Supplied information:
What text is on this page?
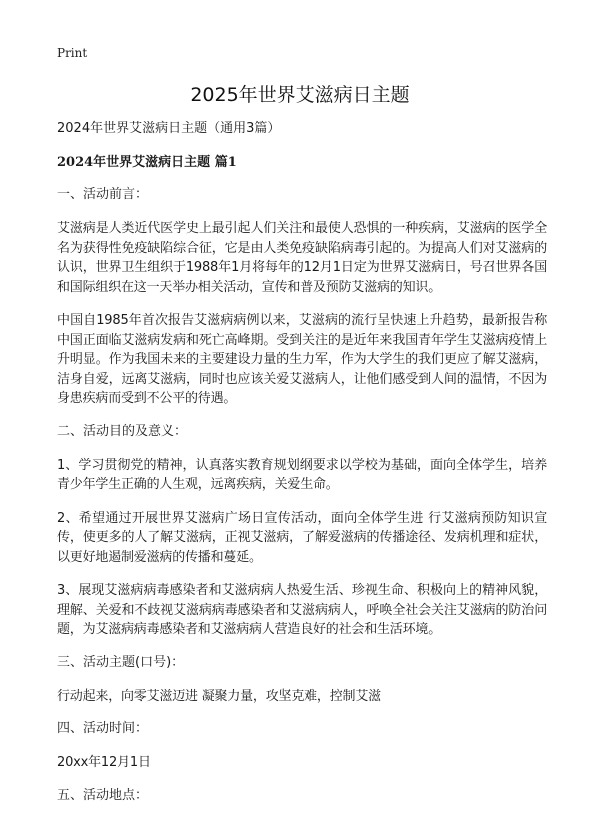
Print
2025年世界艾滋病日主题
2024年世界艾滋病日主题（通用3篇）
2024年世界艾滋病日主题 篇1
一、活动前言：
艾滋病是人类近代医学史上最引起人们关注和最使人恐惧的一种疾病，艾滋病的医学全名为获得性免疫缺陷综合征，它是由人类免疫缺陷病毒引起的。为提高人们对艾滋病的认识，世界卫生组织于1988年1月将每年的12月1日定为世界艾滋病日，号召世界各国和国际组织在这一天举办相关活动，宣传和普及预防艾滋病的知识。
中国自1985年首次报告艾滋病病例以来，艾滋病的流行呈快速上升趋势，最新报告称中国正面临艾滋病发病和死亡高峰期。受到关注的是近年来我国青年学生艾滋病疫情上升明显。作为我国未来的主要建设力量的生力军，作为大学生的我们更应了解艾滋病，洁身自爱，远离艾滋病，同时也应该关爱艾滋病人，让他们感受到人间的温情，不因为身患疾病而受到不公平的待遇。
二、活动目的及意义：
1、学习贯彻党的精神，认真落实教育规划纲要求以学校为基础，面向全体学生，培养青少年学生正确的人生观，远离疾病，关爱生命。
2、希望通过开展世界艾滋病广场日宣传活动，面向全体学生进 行艾滋病预防知识宣传，使更多的人了解艾滋病，正视艾滋病，了解爱滋病的传播途径、发病机理和症状，以更好地遏制爱滋病的传播和蔓延。
3、展现艾滋病病毒感染者和艾滋病病人热爱生活、珍视生命、积极向上的精神风貌，理解、关爱和不歧视艾滋病病毒感染者和艾滋病病人，呼唤全社会关注艾滋病的防治问题，为艾滋病病毒感染者和艾滋病病人营造良好的社会和生活环境。
三、活动主题(口号)：
行动起来，向零艾滋迈进 凝聚力量，攻坚克难，控制艾滋
四、活动时间：
20xx年12月1日
五、活动地点：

Written exercise: Without the pictures, repeat the listing above exactly.

Response to this exercise:
What text is on this page?
Print
2025年世界艾滋病日主题
2024年世界艾滋病日主题（通用3篇）
2024年世界艾滋病日主题 篇1
一、活动前言：
艾滋病是人类近代医学史上最引起人们关注和最使人恐惧的一种疾病，艾滋病的医学全名为获得性免疫缺陷综合征，它是由人类免疫缺陷病毒引起的。为提高人们对艾滋病的认识，世界卫生组织于1988年1月将每年的12月1日定为世界艾滋病日，号召世界各国和国际组织在这一天举办相关活动，宣传和普及预防艾滋病的知识。
中国自1985年首次报告艾滋病病例以来，艾滋病的流行呈快速上升趋势，最新报告称中国正面临艾滋病发病和死亡高峰期。受到关注的是近年来我国青年学生艾滋病疫情上升明显。作为我国未来的主要建设力量的生力军，作为大学生的我们更应了解艾滋病，洁身自爱，远离艾滋病，同时也应该关爱艾滋病人，让他们感受到人间的温情，不因为身患疾病而受到不公平的待遇。
二、活动目的及意义：
1、学习贯彻党的精神，认真落实教育规划纲要求以学校为基础，面向全体学生，培养青少年学生正确的人生观，远离疾病，关爱生命。
2、希望通过开展世界艾滋病广场日宣传活动，面向全体学生进 行艾滋病预防知识宣传，使更多的人了解艾滋病，正视艾滋病，了解爱滋病的传播途径、发病机理和症状，以更好地遏制爱滋病的传播和蔓延。
3、展现艾滋病病毒感染者和艾滋病病人热爱生活、珍视生命、积极向上的精神风貌，理解、关爱和不歧视艾滋病病毒感染者和艾滋病病人，呼唤全社会关注艾滋病的防治问题，为艾滋病病毒感染者和艾滋病病人营造良好的社会和生活环境。
三、活动主题(口号)：
行动起来，向零艾滋迈进 凝聚力量，攻坚克难，控制艾滋
四、活动时间：
20xx年12月1日
五、活动地点：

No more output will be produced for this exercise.